Return the lines where the word "subtitle" occurs.
## Begin Provided information
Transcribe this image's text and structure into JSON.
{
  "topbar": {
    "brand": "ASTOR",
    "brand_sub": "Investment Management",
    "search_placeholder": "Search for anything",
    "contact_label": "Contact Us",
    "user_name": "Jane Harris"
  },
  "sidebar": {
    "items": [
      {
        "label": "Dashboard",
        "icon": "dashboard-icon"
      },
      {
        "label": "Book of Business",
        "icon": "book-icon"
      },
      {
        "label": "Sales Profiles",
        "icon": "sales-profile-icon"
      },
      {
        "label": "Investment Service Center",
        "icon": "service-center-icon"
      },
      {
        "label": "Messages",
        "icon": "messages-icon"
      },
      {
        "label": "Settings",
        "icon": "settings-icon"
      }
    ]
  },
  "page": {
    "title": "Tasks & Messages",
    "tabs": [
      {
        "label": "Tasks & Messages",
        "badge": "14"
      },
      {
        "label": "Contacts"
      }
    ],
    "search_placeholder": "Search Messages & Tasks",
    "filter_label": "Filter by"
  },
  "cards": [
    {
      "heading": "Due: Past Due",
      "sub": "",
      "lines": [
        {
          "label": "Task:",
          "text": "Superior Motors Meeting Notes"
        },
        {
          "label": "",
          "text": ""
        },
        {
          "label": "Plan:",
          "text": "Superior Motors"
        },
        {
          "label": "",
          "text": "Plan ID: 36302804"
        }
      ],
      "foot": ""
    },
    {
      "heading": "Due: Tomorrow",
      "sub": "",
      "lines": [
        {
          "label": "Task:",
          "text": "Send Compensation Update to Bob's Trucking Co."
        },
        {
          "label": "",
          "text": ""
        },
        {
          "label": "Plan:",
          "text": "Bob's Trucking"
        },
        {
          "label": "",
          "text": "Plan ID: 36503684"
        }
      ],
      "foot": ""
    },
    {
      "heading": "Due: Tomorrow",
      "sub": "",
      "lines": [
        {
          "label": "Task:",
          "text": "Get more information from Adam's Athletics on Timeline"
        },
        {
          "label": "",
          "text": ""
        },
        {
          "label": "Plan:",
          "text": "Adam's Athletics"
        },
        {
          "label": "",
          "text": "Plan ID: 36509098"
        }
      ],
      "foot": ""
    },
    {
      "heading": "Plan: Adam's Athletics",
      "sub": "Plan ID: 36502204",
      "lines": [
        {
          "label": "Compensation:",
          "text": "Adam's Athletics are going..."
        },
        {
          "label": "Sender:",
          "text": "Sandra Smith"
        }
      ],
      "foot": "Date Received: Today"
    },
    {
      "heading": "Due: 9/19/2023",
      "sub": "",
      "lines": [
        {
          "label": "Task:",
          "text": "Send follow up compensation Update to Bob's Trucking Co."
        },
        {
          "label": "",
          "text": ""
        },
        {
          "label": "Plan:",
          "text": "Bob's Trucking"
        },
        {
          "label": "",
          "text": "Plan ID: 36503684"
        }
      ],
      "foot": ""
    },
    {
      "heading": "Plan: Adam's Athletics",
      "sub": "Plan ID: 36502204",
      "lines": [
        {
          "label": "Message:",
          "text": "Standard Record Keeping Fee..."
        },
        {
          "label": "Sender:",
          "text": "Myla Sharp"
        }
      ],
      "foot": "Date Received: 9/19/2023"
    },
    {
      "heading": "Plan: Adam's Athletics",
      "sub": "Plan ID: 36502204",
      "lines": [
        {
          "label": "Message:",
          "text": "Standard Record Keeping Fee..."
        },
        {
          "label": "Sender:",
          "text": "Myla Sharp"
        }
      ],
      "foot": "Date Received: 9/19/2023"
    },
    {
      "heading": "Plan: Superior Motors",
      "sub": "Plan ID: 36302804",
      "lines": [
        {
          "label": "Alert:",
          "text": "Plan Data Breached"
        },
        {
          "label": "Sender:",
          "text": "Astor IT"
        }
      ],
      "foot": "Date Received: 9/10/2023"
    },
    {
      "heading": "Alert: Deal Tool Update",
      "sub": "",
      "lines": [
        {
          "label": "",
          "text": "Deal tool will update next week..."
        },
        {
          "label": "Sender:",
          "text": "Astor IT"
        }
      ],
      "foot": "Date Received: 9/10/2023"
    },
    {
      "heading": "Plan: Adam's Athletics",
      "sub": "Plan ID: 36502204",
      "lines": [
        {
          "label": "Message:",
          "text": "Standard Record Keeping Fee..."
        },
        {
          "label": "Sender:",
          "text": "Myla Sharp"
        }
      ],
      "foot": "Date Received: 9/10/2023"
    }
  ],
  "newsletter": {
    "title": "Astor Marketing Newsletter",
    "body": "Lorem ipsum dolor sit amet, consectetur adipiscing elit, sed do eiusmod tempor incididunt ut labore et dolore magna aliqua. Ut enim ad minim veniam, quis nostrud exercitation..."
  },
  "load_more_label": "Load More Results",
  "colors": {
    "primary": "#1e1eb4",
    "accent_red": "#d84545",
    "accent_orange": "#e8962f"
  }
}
## End Provided information
## Begin Provided information
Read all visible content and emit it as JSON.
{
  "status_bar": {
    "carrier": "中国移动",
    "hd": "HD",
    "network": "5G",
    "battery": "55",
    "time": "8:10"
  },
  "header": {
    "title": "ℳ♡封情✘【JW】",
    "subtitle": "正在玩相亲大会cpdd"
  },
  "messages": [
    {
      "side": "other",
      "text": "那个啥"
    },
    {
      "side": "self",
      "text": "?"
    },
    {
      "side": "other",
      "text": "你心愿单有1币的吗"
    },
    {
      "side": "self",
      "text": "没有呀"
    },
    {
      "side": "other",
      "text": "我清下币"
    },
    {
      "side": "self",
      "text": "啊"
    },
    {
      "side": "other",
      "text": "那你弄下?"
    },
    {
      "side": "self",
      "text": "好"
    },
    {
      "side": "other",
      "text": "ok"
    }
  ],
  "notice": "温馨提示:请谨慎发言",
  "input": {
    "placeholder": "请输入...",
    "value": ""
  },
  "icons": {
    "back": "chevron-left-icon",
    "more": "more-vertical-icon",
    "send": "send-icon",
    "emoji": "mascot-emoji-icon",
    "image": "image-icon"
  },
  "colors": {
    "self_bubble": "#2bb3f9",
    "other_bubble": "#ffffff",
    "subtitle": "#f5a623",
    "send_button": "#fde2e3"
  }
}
## End Provided information
[Output for this task]:
    "subtitle": "正在玩相亲大会cpdd"
    "subtitle": "#f5a623",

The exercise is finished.